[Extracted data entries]
= = = = = = =

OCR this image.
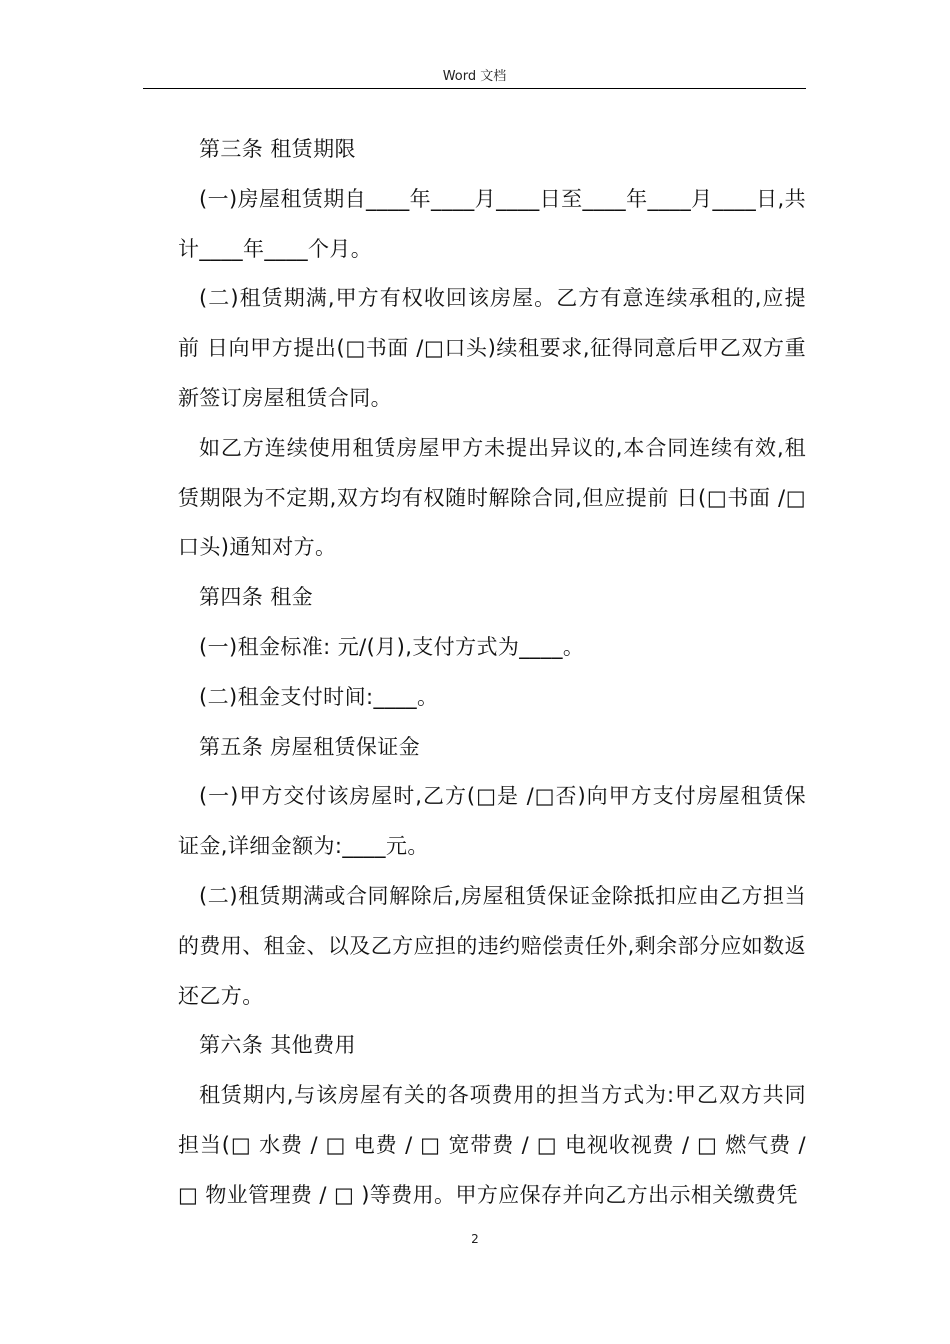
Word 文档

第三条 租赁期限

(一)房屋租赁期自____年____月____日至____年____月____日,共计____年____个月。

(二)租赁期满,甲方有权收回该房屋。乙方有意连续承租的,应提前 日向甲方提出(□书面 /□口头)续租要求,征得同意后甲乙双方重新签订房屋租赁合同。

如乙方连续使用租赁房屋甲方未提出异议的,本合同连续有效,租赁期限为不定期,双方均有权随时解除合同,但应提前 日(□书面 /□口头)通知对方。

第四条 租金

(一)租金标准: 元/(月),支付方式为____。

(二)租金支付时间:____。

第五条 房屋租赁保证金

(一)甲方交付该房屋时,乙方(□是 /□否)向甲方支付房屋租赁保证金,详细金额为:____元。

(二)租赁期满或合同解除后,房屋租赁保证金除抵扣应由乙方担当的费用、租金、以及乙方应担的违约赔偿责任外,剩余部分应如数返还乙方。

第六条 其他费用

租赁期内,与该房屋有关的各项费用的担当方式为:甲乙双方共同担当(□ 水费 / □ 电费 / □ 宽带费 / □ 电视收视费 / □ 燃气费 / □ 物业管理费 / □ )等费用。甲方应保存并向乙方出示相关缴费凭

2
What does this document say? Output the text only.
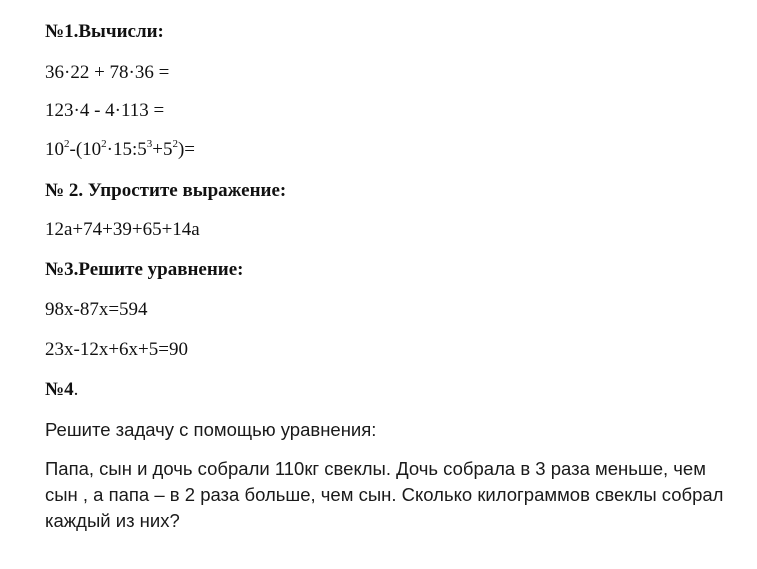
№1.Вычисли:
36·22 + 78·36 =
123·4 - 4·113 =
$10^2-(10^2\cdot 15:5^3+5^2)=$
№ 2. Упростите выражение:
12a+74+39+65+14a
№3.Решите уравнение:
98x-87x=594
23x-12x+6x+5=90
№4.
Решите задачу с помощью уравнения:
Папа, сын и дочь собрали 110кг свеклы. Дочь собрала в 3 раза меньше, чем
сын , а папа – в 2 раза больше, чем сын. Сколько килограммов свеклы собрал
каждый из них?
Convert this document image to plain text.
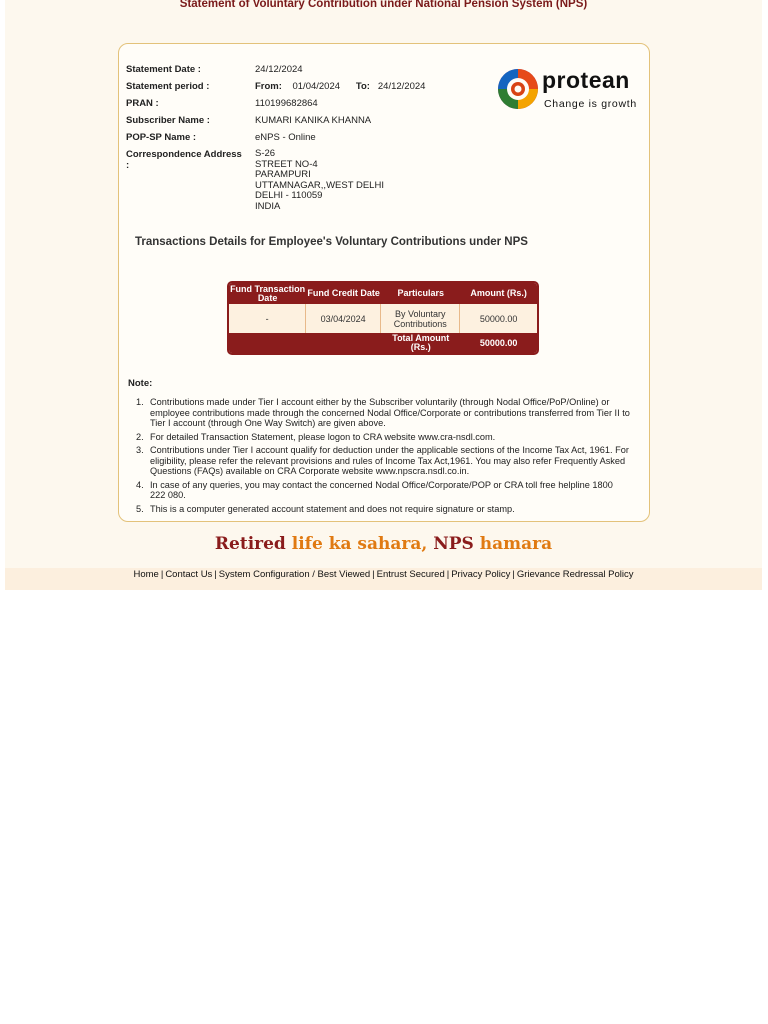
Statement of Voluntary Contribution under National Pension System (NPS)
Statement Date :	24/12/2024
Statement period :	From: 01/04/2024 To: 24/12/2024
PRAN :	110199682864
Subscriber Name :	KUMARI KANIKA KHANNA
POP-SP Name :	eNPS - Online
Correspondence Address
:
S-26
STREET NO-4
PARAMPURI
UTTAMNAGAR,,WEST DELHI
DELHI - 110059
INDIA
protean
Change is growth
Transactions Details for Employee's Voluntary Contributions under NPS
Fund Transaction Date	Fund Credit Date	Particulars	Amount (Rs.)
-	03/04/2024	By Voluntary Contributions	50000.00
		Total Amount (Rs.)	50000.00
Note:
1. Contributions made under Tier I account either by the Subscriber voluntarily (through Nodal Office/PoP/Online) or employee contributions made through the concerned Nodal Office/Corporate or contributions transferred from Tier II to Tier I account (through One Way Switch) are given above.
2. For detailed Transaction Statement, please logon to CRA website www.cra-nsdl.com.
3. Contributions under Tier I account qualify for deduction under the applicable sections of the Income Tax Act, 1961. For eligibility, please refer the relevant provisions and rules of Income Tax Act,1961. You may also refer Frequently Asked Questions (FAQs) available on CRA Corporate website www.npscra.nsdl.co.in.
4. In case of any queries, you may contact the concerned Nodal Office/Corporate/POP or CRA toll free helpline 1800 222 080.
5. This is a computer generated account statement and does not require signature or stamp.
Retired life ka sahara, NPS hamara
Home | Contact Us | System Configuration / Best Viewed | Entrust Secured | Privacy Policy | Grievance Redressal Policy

= = = = = = =

**Written task:** Leave out the pictures and give the listing above again exactly.

**Worked solution:**
OCR this image.
Word 文档

第三条 租赁期限

(一)房屋租赁期自____年____月____日至____年____月____日,共计____年____个月。

(二)租赁期满,甲方有权收回该房屋。乙方有意连续承租的,应提前 日向甲方提出(□书面 /□口头)续租要求,征得同意后甲乙双方重新签订房屋租赁合同。

如乙方连续使用租赁房屋甲方未提出异议的,本合同连续有效,租赁期限为不定期,双方均有权随时解除合同,但应提前 日(□书面 /□口头)通知对方。

第四条 租金

(一)租金标准: 元/(月),支付方式为____。

(二)租金支付时间:____。

第五条 房屋租赁保证金

(一)甲方交付该房屋时,乙方(□是 /□否)向甲方支付房屋租赁保证金,详细金额为:____元。

(二)租赁期满或合同解除后,房屋租赁保证金除抵扣应由乙方担当的费用、租金、以及乙方应担的违约赔偿责任外,剩余部分应如数返还乙方。

第六条 其他费用

租赁期内,与该房屋有关的各项费用的担当方式为:甲乙双方共同担当(□ 水费 / □ 电费 / □ 宽带费 / □ 电视收视费 / □ 燃气费 / □ 物业管理费 / □ )等费用。甲方应保存并向乙方出示相关缴费凭

2
What does this document say? Output the text only.
№1.Вычисли:
36·22 + 78·36 =
123·4 - 4·113 =
$10^2-(10^2\cdot 15:5^3+5^2)=$
№ 2. Упростите выражение:
12a+74+39+65+14a
№3.Решите уравнение:
98x-87x=594
23x-12x+6x+5=90
№4.
Решите задачу с помощью уравнения:
Папа, сын и дочь собрали 110кг свеклы. Дочь собрала в 3 раза меньше, чем
сын , а папа – в 2 раза больше, чем сын. Сколько килограммов свеклы собрал
каждый из них?
Convert this document image to plain text.
Statement of Voluntary Contribution under National Pension System (NPS)
Statement Date :	24/12/2024
Statement period :	From: 01/04/2024 To: 24/12/2024
PRAN :	110199682864
Subscriber Name :	KUMARI KANIKA KHANNA
POP-SP Name :	eNPS - Online
Correspondence Address
:
S-26
STREET NO-4
PARAMPURI
UTTAMNAGAR,,WEST DELHI
DELHI - 110059
INDIA
protean
Change is growth
Transactions Details for Employee's Voluntary Contributions under NPS
Fund Transaction Date	Fund Credit Date	Particulars	Amount (Rs.)
-	03/04/2024	By Voluntary Contributions	50000.00
		Total Amount (Rs.)	50000.00
Note:
1. Contributions made under Tier I account either by the Subscriber voluntarily (through Nodal Office/PoP/Online) or employee contributions made through the concerned Nodal Office/Corporate or contributions transferred from Tier II to Tier I account (through One Way Switch) are given above.
2. For detailed Transaction Statement, please logon to CRA website www.cra-nsdl.com.
3. Contributions under Tier I account qualify for deduction under the applicable sections of the Income Tax Act, 1961. For eligibility, please refer the relevant provisions and rules of Income Tax Act,1961. You may also refer Frequently Asked Questions (FAQs) available on CRA Corporate website www.npscra.nsdl.co.in.
4. In case of any queries, you may contact the concerned Nodal Office/Corporate/POP or CRA toll free helpline 1800 222 080.
5. This is a computer generated account statement and does not require signature or stamp.
Retired life ka sahara, NPS hamara
Home | Contact Us | System Configuration / Best Viewed | Entrust Secured | Privacy Policy | Grievance Redressal Policy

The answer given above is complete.